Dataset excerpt

:::

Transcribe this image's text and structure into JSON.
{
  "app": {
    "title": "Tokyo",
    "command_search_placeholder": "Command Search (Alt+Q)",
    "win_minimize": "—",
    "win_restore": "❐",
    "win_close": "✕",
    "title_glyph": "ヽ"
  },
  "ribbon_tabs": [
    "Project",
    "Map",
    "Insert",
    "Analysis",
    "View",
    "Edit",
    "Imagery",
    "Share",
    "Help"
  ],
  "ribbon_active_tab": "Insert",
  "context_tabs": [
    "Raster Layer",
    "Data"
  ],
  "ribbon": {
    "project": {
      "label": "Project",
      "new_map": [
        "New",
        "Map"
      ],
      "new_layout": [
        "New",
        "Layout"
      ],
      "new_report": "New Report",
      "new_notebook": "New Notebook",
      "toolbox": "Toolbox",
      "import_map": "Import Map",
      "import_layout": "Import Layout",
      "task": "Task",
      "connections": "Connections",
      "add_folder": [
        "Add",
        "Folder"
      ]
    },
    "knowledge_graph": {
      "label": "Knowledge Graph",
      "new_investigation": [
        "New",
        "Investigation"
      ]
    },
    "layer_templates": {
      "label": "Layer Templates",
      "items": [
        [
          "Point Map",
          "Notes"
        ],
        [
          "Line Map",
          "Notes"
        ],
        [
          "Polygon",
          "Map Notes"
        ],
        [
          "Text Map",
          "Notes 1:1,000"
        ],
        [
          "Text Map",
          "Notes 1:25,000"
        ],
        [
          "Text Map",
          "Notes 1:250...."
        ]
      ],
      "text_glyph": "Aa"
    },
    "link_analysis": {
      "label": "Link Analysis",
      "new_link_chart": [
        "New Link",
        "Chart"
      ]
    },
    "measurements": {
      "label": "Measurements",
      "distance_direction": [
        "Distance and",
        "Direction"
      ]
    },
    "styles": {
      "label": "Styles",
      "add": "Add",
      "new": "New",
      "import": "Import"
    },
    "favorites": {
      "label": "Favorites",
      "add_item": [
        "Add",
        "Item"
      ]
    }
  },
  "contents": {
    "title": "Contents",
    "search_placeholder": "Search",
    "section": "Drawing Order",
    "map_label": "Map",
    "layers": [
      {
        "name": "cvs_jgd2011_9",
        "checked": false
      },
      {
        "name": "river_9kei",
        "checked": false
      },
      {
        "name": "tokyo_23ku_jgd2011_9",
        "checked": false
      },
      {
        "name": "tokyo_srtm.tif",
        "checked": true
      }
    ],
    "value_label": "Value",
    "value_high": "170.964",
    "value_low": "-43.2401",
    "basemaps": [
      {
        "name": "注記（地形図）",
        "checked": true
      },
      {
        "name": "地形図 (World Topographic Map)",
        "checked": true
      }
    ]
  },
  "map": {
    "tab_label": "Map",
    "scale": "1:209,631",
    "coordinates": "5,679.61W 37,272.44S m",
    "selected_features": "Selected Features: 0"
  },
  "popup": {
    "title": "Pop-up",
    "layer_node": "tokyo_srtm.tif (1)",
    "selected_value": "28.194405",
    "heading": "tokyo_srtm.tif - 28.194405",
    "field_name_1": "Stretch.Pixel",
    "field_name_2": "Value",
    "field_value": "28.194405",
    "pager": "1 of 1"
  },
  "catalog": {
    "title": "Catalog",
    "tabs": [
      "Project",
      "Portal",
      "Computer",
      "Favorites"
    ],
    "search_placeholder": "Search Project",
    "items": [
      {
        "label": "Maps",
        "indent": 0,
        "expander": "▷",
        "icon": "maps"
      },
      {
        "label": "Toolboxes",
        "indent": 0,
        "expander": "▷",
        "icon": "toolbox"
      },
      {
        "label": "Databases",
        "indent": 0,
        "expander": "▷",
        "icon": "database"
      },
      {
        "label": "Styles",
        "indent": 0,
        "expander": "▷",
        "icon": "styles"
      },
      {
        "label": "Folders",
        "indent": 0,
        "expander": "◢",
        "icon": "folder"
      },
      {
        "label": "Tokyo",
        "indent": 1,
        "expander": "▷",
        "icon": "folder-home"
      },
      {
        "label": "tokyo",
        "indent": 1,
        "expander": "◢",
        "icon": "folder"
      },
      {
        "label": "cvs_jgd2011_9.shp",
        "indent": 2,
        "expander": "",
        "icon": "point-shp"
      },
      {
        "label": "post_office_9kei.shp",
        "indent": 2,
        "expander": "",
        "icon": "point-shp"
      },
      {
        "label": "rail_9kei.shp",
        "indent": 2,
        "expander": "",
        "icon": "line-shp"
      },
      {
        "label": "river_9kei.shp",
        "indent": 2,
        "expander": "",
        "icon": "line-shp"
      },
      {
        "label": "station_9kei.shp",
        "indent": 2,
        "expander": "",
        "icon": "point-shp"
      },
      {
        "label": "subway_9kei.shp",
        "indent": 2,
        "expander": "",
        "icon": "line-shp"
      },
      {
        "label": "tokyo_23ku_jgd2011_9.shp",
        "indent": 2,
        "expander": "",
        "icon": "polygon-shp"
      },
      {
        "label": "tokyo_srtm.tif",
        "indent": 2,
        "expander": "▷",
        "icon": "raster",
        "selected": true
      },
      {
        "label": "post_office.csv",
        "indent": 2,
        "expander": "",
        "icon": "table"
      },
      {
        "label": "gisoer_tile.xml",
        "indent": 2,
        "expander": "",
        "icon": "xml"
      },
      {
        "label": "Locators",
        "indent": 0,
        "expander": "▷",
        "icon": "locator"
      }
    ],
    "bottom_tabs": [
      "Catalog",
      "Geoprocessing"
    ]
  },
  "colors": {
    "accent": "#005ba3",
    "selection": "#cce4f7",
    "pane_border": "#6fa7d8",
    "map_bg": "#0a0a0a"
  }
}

:::

Problem details | Type the whole listing again, unaltered.

Output for this task |
Transcribe this image's text and structure into JSON.
{
  "app": {
    "title": "Tokyo",
    "command_search_placeholder": "Command Search (Alt+Q)",
    "win_minimize": "—",
    "win_restore": "❐",
    "win_close": "✕",
    "title_glyph": "ヽ"
  },
  "ribbon_tabs": [
    "Project",
    "Map",
    "Insert",
    "Analysis",
    "View",
    "Edit",
    "Imagery",
    "Share",
    "Help"
  ],
  "ribbon_active_tab": "Insert",
  "context_tabs": [
    "Raster Layer",
    "Data"
  ],
  "ribbon": {
    "project": {
      "label": "Project",
      "new_map": [
        "New",
        "Map"
      ],
      "new_layout": [
        "New",
        "Layout"
      ],
      "new_report": "New Report",
      "new_notebook": "New Notebook",
      "toolbox": "Toolbox",
      "import_map": "Import Map",
      "import_layout": "Import Layout",
      "task": "Task",
      "connections": "Connections",
      "add_folder": [
        "Add",
        "Folder"
      ]
    },
    "knowledge_graph": {
      "label": "Knowledge Graph",
      "new_investigation": [
        "New",
        "Investigation"
      ]
    },
    "layer_templates": {
      "label": "Layer Templates",
      "items": [
        [
          "Point Map",
          "Notes"
        ],
        [
          "Line Map",
          "Notes"
        ],
        [
          "Polygon",
          "Map Notes"
        ],
        [
          "Text Map",
          "Notes 1:1,000"
        ],
        [
          "Text Map",
          "Notes 1:25,000"
        ],
        [
          "Text Map",
          "Notes 1:250...."
        ]
      ],
      "text_glyph": "Aa"
    },
    "link_analysis": {
      "label": "Link Analysis",
      "new_link_chart": [
        "New Link",
        "Chart"
      ]
    },
    "measurements": {
      "label": "Measurements",
      "distance_direction": [
        "Distance and",
        "Direction"
      ]
    },
    "styles": {
      "label": "Styles",
      "add": "Add",
      "new": "New",
      "import": "Import"
    },
    "favorites": {
      "label": "Favorites",
      "add_item": [
        "Add",
        "Item"
      ]
    }
  },
  "contents": {
    "title": "Contents",
    "search_placeholder": "Search",
    "section": "Drawing Order",
    "map_label": "Map",
    "layers": [
      {
        "name": "cvs_jgd2011_9",
        "checked": false
      },
      {
        "name": "river_9kei",
        "checked": false
      },
      {
        "name": "tokyo_23ku_jgd2011_9",
        "checked": false
      },
      {
        "name": "tokyo_srtm.tif",
        "checked": true
      }
    ],
    "value_label": "Value",
    "value_high": "170.964",
    "value_low": "-43.2401",
    "basemaps": [
      {
        "name": "注記（地形図）",
        "checked": true
      },
      {
        "name": "地形図 (World Topographic Map)",
        "checked": true
      }
    ]
  },
  "map": {
    "tab_label": "Map",
    "scale": "1:209,631",
    "coordinates": "5,679.61W 37,272.44S m",
    "selected_features": "Selected Features: 0"
  },
  "popup": {
    "title": "Pop-up",
    "layer_node": "tokyo_srtm.tif (1)",
    "selected_value": "28.194405",
    "heading": "tokyo_srtm.tif - 28.194405",
    "field_name_1": "Stretch.Pixel",
    "field_name_2": "Value",
    "field_value": "28.194405",
    "pager": "1 of 1"
  },
  "catalog": {
    "title": "Catalog",
    "tabs": [
      "Project",
      "Portal",
      "Computer",
      "Favorites"
    ],
    "search_placeholder": "Search Project",
    "items": [
      {
        "label": "Maps",
        "indent": 0,
        "expander": "▷",
        "icon": "maps"
      },
      {
        "label": "Toolboxes",
        "indent": 0,
        "expander": "▷",
        "icon": "toolbox"
      },
      {
        "label": "Databases",
        "indent": 0,
        "expander": "▷",
        "icon": "database"
      },
      {
        "label": "Styles",
        "indent": 0,
        "expander": "▷",
        "icon": "styles"
      },
      {
        "label": "Folders",
        "indent": 0,
        "expander": "◢",
        "icon": "folder"
      },
      {
        "label": "Tokyo",
        "indent": 1,
        "expander": "▷",
        "icon": "folder-home"
      },
      {
        "label": "tokyo",
        "indent": 1,
        "expander": "◢",
        "icon": "folder"
      },
      {
        "label": "cvs_jgd2011_9.shp",
        "indent": 2,
        "expander": "",
        "icon": "point-shp"
      },
      {
        "label": "post_office_9kei.shp",
        "indent": 2,
        "expander": "",
        "icon": "point-shp"
      },
      {
        "label": "rail_9kei.shp",
        "indent": 2,
        "expander": "",
        "icon": "line-shp"
      },
      {
        "label": "river_9kei.shp",
        "indent": 2,
        "expander": "",
        "icon": "line-shp"
      },
      {
        "label": "station_9kei.shp",
        "indent": 2,
        "expander": "",
        "icon": "point-shp"
      },
      {
        "label": "subway_9kei.shp",
        "indent": 2,
        "expander": "",
        "icon": "line-shp"
      },
      {
        "label": "tokyo_23ku_jgd2011_9.shp",
        "indent": 2,
        "expander": "",
        "icon": "polygon-shp"
      },
      {
        "label": "tokyo_srtm.tif",
        "indent": 2,
        "expander": "▷",
        "icon": "raster",
        "selected": true
      },
      {
        "label": "post_office.csv",
        "indent": 2,
        "expander": "",
        "icon": "table"
      },
      {
        "label": "gisoer_tile.xml",
        "indent": 2,
        "expander": "",
        "icon": "xml"
      },
      {
        "label": "Locators",
        "indent": 0,
        "expander": "▷",
        "icon": "locator"
      }
    ],
    "bottom_tabs": [
      "Catalog",
      "Geoprocessing"
    ]
  },
  "colors": {
    "accent": "#005ba3",
    "selection": "#cce4f7",
    "pane_border": "#6fa7d8",
    "map_bg": "#0a0a0a"
  }
}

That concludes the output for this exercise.